-- start Data shown --

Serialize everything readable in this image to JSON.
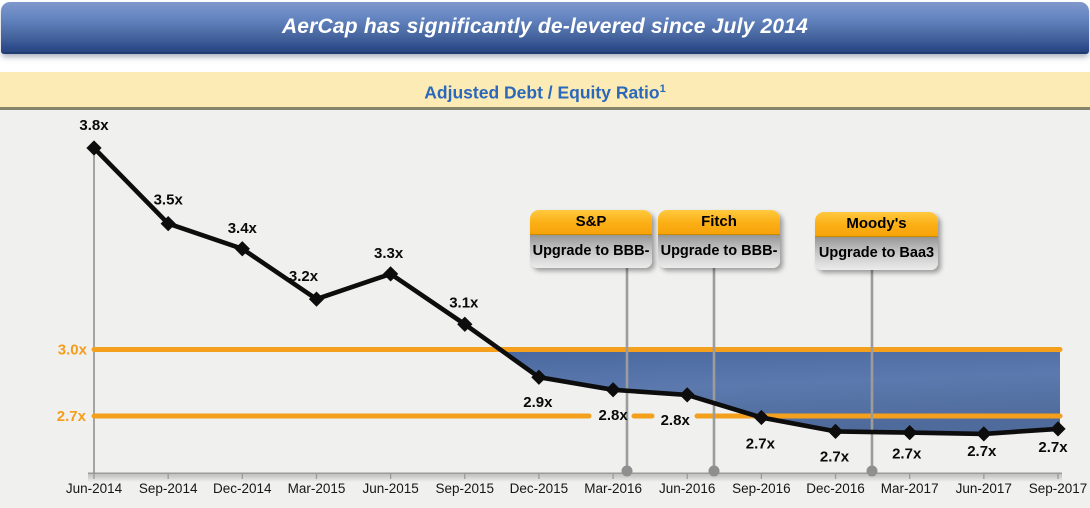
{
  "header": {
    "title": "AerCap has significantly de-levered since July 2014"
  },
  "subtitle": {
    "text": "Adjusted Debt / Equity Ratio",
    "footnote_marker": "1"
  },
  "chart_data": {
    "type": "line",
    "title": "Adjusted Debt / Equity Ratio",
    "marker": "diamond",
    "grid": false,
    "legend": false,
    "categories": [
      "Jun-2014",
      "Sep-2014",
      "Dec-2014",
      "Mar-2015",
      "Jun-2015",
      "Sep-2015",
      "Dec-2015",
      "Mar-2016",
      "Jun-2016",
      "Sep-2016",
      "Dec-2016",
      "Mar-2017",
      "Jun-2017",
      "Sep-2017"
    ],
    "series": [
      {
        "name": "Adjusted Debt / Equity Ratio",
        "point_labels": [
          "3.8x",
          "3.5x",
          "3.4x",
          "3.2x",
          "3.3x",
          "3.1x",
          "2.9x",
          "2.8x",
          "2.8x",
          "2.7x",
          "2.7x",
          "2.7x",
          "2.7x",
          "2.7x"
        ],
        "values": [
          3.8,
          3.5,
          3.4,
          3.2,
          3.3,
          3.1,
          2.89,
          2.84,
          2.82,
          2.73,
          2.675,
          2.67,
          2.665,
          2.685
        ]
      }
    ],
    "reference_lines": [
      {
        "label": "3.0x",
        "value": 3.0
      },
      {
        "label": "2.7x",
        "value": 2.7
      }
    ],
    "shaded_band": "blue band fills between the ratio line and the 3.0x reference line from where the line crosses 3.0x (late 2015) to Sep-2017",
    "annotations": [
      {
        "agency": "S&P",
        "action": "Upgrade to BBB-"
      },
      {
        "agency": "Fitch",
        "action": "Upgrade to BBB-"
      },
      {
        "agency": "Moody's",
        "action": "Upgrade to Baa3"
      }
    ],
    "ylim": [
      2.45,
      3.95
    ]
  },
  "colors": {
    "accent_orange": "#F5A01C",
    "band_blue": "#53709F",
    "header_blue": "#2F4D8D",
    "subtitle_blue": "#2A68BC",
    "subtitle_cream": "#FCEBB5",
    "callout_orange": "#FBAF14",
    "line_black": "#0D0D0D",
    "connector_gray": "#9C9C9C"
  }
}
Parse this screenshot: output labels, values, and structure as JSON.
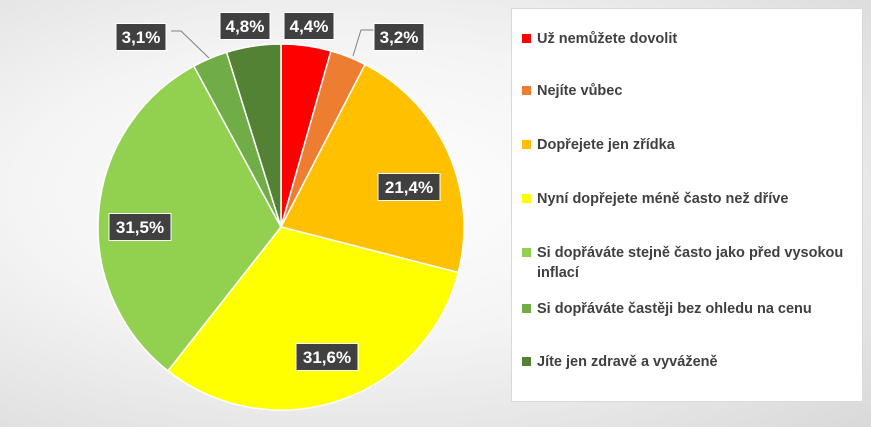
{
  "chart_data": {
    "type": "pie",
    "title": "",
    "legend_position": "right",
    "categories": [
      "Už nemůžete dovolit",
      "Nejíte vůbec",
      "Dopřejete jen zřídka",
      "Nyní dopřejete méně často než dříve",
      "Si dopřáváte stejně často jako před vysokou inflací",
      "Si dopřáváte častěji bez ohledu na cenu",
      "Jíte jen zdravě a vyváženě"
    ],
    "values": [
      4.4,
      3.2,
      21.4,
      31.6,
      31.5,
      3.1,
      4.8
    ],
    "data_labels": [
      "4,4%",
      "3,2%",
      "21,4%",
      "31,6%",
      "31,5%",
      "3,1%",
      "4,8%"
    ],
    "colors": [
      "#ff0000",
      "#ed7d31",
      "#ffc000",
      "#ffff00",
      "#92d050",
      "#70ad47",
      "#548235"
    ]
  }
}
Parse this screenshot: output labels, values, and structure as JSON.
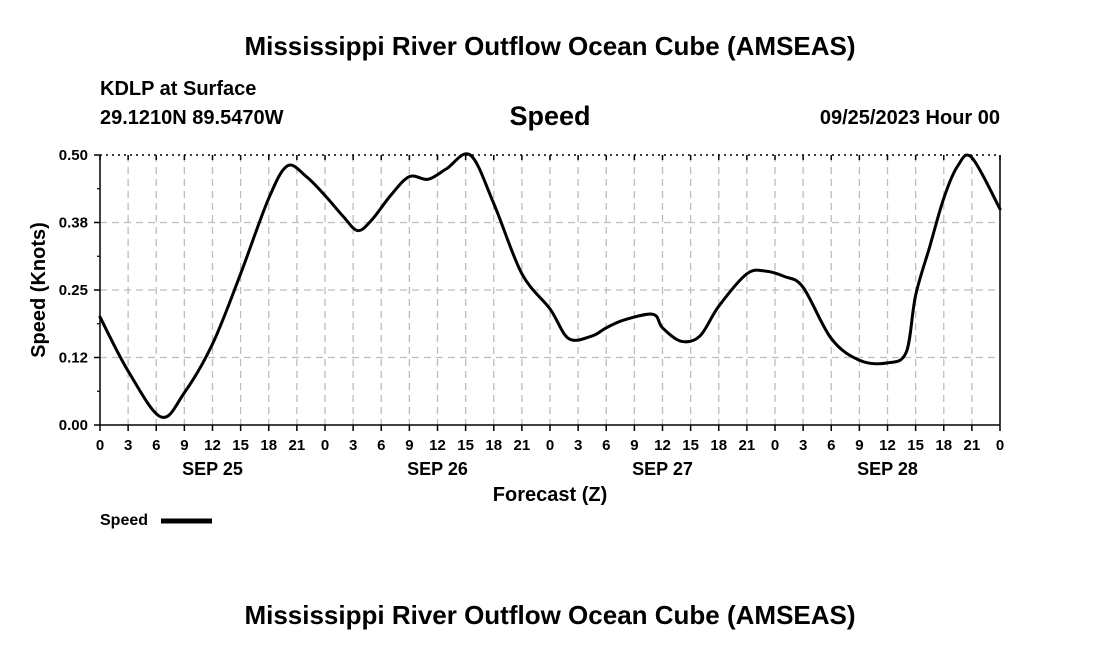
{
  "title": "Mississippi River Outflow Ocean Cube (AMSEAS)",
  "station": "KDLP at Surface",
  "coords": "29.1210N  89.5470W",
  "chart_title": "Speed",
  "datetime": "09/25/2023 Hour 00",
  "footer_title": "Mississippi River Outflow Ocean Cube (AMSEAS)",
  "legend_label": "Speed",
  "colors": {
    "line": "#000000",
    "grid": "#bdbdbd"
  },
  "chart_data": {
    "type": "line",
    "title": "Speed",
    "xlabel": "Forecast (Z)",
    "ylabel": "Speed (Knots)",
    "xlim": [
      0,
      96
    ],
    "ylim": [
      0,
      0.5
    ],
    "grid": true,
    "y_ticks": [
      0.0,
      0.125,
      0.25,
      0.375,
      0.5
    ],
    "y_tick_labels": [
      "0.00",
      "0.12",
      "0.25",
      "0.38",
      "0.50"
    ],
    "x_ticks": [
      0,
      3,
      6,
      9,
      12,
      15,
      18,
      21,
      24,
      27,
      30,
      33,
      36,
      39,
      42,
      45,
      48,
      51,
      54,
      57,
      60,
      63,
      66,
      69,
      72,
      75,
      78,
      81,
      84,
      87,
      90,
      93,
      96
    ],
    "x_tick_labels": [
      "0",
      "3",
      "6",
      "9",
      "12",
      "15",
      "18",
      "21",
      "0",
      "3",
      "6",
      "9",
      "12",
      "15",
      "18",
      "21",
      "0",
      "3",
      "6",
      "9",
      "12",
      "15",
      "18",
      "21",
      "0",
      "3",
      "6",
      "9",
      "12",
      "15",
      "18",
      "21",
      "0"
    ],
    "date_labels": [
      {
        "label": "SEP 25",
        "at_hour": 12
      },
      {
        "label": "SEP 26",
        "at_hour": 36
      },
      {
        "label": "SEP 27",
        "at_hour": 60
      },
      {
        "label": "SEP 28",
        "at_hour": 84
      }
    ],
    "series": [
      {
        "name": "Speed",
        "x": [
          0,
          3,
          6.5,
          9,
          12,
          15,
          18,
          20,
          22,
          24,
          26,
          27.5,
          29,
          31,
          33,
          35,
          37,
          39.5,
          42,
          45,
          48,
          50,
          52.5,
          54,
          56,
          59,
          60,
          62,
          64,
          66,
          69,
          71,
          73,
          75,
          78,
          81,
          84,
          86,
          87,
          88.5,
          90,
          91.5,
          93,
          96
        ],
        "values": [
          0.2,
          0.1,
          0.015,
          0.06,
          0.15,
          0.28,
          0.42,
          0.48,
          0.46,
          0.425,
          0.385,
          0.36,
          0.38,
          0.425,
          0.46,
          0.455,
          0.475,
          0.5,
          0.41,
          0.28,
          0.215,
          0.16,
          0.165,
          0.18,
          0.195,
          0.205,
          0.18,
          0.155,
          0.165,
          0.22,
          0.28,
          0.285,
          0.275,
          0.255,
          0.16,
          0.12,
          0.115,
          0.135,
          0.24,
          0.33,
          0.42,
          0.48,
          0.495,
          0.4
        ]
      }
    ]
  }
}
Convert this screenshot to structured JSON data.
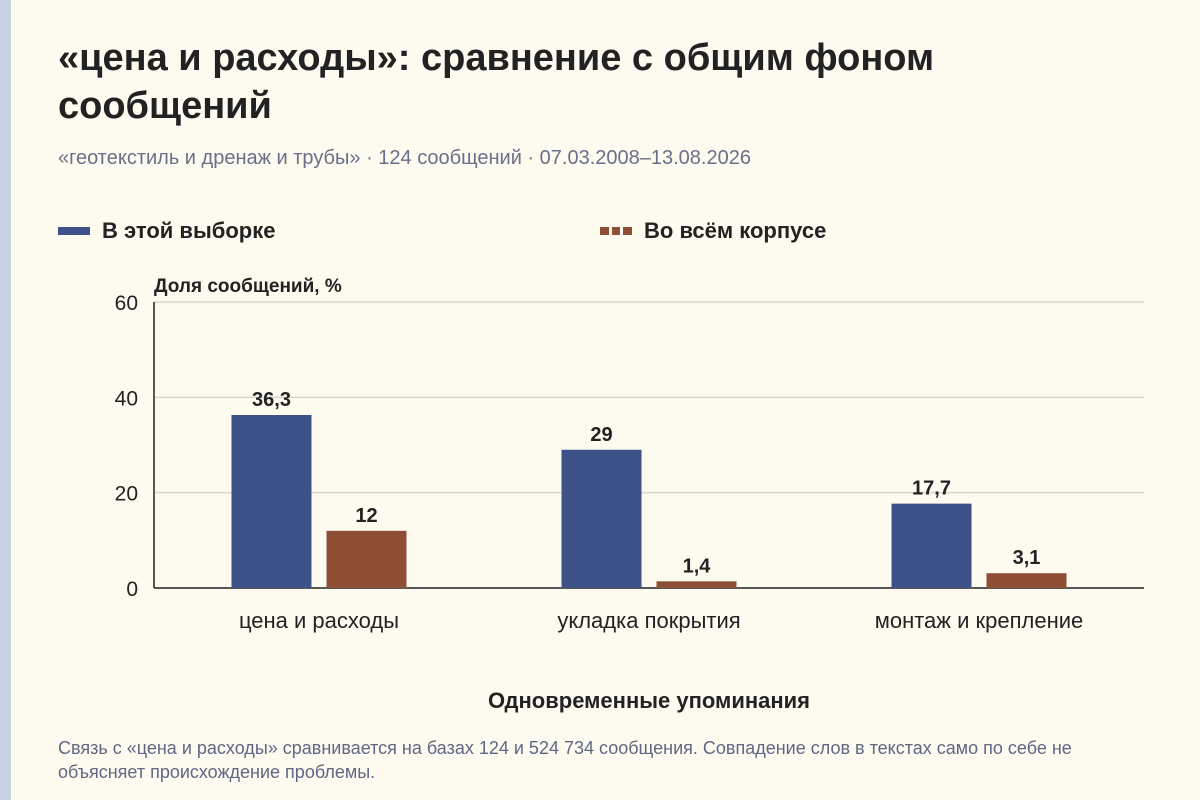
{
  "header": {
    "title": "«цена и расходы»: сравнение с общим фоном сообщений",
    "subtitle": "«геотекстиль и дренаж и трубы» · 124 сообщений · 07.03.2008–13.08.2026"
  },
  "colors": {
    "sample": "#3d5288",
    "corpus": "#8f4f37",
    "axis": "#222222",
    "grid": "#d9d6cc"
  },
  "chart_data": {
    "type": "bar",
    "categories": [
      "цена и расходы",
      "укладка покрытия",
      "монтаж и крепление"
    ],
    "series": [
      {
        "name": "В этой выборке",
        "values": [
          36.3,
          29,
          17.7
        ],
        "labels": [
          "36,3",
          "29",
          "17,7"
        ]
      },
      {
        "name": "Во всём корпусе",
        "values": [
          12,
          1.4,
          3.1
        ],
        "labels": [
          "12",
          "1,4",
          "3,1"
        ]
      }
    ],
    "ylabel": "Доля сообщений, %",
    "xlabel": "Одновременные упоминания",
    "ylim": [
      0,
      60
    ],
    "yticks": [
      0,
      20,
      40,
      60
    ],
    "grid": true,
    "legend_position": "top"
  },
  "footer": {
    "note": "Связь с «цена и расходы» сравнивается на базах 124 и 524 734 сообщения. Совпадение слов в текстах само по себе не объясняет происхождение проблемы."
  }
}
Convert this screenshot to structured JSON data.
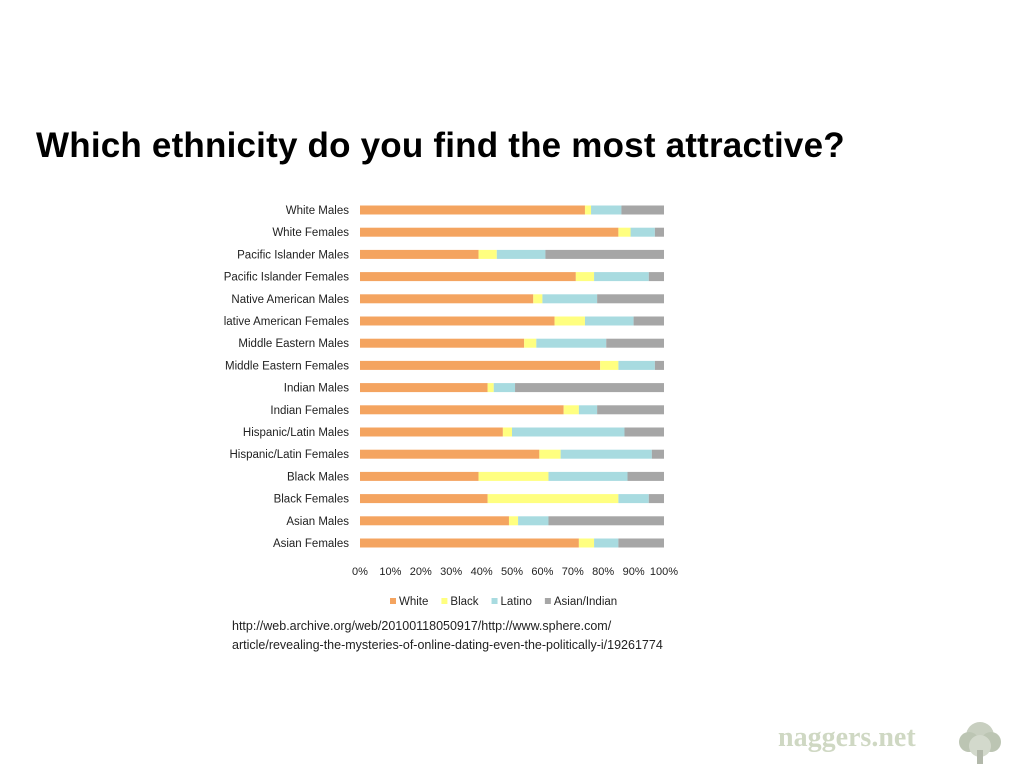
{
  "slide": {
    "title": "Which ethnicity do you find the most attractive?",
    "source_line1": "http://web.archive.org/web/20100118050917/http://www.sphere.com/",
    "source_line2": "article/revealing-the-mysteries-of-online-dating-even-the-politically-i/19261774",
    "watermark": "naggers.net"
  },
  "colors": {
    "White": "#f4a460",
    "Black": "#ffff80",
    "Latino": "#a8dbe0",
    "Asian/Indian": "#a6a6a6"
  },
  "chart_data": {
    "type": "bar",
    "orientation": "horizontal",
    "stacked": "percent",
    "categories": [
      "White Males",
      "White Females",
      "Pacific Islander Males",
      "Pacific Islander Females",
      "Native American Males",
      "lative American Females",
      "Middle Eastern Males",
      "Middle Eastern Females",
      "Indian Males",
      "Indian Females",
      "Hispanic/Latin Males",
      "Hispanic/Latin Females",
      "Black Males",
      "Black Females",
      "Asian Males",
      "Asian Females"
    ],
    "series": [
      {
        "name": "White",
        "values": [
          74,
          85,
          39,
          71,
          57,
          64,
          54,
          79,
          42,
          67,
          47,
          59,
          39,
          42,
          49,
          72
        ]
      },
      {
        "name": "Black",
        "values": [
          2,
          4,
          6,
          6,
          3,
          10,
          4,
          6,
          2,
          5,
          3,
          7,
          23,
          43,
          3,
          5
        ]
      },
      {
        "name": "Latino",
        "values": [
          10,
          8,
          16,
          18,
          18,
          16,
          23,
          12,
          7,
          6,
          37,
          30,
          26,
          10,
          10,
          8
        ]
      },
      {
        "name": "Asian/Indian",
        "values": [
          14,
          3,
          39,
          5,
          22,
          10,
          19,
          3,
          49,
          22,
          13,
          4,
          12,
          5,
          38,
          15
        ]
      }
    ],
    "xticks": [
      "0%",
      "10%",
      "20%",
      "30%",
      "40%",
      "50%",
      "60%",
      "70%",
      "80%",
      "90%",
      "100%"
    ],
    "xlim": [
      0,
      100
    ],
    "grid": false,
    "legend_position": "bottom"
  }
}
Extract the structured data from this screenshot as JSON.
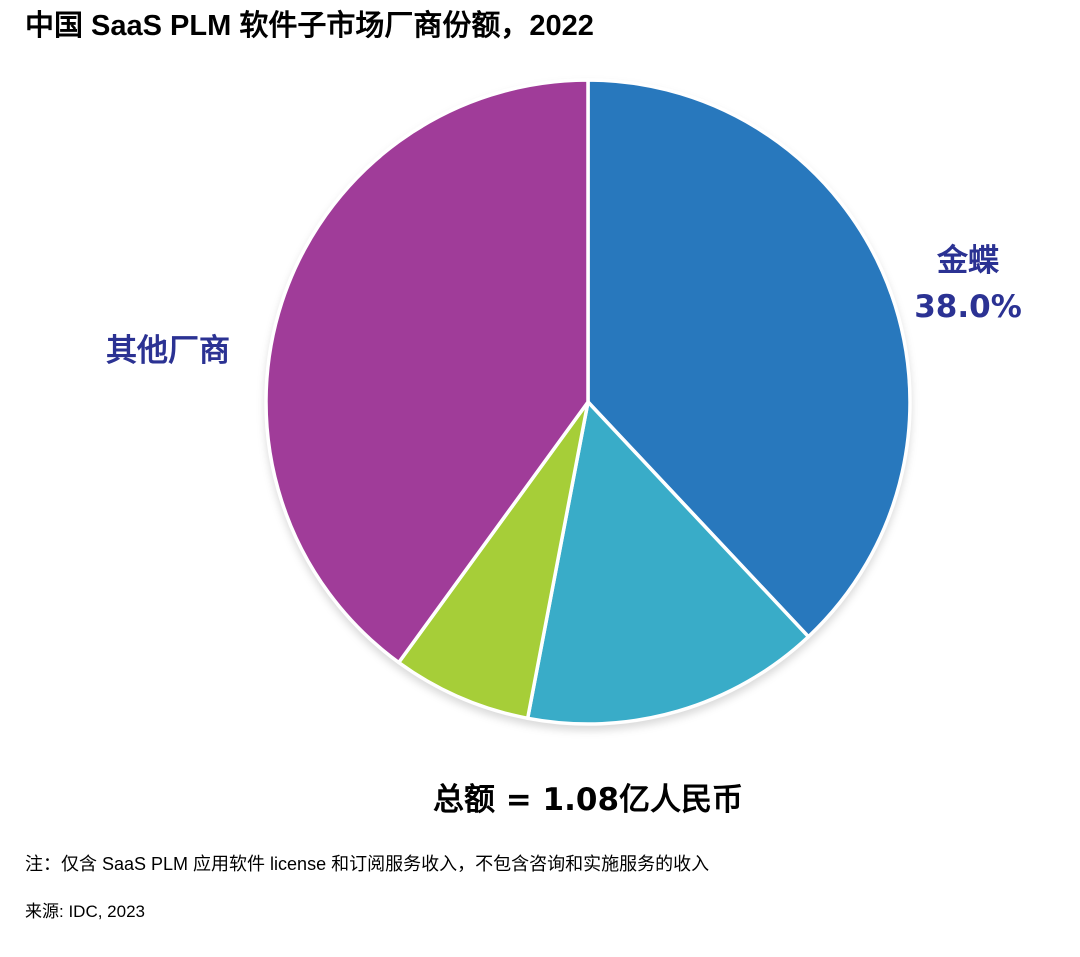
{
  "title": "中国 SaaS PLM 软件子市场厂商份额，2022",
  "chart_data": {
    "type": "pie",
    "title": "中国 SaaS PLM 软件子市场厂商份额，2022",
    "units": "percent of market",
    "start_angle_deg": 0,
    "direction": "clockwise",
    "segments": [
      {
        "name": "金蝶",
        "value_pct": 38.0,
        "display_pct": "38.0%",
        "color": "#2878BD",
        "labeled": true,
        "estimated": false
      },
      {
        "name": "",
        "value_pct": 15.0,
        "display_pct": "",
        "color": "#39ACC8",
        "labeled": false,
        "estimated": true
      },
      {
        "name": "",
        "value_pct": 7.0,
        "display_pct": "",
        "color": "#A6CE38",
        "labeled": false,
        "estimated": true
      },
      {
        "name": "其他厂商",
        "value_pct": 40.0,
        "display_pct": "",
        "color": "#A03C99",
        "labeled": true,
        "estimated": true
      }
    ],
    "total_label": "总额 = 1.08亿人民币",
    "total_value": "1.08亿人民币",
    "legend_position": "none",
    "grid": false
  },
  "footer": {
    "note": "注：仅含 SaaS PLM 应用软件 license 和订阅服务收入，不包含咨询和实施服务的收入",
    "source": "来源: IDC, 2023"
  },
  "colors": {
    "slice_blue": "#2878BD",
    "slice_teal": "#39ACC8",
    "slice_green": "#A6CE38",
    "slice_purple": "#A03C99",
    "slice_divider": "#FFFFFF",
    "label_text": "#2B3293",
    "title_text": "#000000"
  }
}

-- end Data shown --

From the listing, copy every line where the string "Females" appears.

▸ Reply to the task:
      "White Females",
      "Pacific Islander Females",
      "lative American Females",
      "Middle Eastern Females",
      "Indian Females",
      "Hispanic/Latin Females",
      "Black Females",
      "Asian Females"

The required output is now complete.